JOB: Copy each line of the records that contains the word "email".

[START DATASET]

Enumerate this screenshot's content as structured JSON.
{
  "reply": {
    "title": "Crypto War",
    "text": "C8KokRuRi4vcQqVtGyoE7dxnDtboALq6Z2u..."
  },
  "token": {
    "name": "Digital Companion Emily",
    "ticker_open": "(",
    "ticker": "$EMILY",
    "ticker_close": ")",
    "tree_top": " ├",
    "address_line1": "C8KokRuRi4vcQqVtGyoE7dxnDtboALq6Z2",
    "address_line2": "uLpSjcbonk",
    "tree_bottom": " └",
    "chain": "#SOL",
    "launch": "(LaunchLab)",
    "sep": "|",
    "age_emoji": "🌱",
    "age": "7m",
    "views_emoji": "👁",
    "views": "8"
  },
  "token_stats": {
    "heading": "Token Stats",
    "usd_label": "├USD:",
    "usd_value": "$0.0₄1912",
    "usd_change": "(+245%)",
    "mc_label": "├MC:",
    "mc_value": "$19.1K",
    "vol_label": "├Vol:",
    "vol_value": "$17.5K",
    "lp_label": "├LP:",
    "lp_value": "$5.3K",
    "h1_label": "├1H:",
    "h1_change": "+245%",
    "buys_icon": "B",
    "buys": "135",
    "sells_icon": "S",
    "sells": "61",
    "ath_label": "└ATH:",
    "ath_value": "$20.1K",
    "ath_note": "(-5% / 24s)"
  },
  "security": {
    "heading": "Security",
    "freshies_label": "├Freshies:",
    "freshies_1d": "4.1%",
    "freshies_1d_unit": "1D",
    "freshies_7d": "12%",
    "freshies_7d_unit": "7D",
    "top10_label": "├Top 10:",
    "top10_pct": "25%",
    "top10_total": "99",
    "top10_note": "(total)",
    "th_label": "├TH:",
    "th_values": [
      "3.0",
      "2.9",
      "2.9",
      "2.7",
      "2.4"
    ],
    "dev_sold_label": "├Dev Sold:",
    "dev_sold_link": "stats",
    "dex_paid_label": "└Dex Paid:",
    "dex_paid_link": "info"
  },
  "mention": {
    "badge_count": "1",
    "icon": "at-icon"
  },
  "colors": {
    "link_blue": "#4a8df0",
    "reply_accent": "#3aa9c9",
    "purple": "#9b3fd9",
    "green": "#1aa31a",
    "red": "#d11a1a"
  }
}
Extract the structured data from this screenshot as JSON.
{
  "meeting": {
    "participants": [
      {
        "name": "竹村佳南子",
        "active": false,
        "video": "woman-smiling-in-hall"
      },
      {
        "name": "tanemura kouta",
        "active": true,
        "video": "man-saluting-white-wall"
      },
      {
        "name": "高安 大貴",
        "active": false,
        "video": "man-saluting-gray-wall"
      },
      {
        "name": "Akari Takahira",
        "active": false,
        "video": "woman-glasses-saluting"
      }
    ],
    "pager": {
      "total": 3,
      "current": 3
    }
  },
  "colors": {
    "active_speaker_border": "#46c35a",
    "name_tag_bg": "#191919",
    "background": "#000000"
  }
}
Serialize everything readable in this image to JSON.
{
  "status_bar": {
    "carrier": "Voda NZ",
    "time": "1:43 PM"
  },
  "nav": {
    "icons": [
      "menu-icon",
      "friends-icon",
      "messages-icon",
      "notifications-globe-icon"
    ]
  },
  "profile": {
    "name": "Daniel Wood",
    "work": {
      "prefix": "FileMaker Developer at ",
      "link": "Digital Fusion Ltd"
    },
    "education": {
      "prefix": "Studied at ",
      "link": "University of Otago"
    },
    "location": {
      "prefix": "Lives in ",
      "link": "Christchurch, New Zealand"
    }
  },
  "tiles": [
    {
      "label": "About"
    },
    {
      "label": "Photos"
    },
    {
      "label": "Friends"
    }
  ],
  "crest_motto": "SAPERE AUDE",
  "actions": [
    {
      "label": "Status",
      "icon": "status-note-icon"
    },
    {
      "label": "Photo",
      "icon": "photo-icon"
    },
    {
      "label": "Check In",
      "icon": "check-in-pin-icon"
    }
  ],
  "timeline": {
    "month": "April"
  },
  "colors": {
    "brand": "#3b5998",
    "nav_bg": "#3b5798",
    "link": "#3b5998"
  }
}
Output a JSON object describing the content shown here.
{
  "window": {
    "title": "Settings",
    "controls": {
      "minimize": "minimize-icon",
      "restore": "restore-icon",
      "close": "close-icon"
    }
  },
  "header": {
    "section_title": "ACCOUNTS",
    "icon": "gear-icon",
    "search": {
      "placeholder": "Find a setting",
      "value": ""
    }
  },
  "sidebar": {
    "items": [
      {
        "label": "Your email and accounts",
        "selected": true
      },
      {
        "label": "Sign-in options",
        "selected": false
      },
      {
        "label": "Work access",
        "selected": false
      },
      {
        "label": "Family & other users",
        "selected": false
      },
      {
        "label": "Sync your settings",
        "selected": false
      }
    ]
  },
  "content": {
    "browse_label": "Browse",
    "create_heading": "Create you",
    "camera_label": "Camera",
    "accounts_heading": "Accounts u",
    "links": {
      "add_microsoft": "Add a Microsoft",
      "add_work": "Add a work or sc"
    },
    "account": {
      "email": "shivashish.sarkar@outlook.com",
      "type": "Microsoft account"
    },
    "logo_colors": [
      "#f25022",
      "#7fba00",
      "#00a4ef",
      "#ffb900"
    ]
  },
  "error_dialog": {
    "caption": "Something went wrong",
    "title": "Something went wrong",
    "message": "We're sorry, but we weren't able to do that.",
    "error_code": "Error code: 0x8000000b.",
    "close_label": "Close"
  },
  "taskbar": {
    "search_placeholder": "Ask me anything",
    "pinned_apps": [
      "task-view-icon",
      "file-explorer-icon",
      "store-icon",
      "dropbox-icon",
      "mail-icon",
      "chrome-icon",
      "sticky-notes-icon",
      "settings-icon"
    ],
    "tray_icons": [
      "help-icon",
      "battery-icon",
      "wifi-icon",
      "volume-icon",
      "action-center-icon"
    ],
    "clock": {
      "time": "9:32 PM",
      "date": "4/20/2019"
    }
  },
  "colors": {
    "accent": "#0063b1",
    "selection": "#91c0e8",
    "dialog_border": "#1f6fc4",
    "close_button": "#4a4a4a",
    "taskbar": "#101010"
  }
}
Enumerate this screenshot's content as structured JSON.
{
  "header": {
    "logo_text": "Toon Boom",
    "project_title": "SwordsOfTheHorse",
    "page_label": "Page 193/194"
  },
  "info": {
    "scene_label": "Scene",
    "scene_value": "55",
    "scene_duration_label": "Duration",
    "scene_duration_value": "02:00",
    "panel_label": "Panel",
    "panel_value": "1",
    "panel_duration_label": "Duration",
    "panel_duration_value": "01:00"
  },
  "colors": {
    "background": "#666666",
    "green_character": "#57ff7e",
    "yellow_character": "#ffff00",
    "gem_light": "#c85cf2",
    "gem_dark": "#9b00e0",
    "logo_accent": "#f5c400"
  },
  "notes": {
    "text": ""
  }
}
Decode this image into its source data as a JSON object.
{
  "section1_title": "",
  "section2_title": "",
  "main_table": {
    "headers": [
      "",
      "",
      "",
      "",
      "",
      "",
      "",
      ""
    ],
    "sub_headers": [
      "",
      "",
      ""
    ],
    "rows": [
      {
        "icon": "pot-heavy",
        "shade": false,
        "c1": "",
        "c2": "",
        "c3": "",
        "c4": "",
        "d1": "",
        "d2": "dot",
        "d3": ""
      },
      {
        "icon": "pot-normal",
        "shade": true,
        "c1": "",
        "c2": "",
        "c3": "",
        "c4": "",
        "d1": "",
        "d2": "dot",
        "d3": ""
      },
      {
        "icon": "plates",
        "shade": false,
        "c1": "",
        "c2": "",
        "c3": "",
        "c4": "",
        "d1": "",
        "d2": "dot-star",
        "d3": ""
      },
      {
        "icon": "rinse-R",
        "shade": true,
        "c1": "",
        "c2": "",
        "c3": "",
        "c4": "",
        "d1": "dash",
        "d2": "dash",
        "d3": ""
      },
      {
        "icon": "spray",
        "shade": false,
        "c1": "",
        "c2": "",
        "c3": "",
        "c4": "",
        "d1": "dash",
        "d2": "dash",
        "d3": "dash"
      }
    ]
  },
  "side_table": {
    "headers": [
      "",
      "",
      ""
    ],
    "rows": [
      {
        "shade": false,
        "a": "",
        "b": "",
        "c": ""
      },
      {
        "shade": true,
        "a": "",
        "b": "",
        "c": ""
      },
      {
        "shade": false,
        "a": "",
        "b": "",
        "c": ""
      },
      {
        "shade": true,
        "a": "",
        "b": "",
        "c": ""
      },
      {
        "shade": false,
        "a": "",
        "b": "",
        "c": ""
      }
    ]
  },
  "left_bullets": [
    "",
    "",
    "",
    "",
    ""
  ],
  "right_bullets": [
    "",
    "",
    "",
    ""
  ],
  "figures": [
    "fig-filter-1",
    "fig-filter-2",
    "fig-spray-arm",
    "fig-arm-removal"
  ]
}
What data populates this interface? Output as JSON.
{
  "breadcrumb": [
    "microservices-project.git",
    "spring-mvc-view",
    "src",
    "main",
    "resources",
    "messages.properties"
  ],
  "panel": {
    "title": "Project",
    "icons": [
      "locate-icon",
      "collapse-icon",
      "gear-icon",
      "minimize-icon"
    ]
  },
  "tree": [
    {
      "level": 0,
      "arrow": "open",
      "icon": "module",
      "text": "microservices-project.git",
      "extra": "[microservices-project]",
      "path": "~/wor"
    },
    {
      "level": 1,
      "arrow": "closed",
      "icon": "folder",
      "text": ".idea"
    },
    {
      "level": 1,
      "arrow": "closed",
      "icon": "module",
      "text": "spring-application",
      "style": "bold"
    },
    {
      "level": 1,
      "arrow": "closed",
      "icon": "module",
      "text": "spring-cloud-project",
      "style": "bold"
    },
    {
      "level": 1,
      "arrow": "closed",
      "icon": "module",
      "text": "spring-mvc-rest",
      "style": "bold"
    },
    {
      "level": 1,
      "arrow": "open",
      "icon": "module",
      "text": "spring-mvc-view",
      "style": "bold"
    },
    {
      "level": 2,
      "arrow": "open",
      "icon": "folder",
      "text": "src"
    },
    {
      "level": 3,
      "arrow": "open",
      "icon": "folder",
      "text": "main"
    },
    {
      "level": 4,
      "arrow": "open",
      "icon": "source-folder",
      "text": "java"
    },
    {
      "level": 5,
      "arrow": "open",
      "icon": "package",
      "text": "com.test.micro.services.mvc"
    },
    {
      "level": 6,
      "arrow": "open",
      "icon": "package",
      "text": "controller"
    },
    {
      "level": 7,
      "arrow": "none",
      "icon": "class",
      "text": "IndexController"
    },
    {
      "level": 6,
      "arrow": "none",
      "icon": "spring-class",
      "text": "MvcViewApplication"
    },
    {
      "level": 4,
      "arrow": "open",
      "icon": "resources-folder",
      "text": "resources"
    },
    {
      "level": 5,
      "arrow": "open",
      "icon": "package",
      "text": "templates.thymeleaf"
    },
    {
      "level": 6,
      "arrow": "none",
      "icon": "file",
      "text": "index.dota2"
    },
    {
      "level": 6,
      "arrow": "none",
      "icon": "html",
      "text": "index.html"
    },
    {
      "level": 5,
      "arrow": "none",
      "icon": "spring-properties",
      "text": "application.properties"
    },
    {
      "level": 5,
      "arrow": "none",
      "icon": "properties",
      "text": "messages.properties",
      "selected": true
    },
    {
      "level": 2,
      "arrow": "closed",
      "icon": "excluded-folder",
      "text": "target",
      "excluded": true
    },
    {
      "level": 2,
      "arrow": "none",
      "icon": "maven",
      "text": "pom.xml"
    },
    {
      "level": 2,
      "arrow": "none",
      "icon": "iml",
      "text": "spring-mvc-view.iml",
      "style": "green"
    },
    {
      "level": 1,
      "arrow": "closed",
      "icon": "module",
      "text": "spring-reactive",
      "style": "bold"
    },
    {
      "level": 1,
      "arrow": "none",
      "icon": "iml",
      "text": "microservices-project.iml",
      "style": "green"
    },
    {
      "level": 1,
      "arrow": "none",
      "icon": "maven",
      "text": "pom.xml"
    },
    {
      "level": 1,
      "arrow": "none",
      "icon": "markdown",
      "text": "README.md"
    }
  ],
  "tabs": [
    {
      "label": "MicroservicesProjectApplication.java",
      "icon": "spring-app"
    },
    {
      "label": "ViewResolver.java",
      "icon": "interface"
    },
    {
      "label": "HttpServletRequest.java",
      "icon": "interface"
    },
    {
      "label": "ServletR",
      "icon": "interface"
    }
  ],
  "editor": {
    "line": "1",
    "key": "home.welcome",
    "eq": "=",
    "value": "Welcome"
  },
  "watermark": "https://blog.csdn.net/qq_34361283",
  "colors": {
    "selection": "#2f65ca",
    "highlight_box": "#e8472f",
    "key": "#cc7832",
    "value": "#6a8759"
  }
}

[END DATASET]

FINAL RESULT:
        "label": "Your email and accounts",
      "email": "shivashish.sarkar@outlook.com",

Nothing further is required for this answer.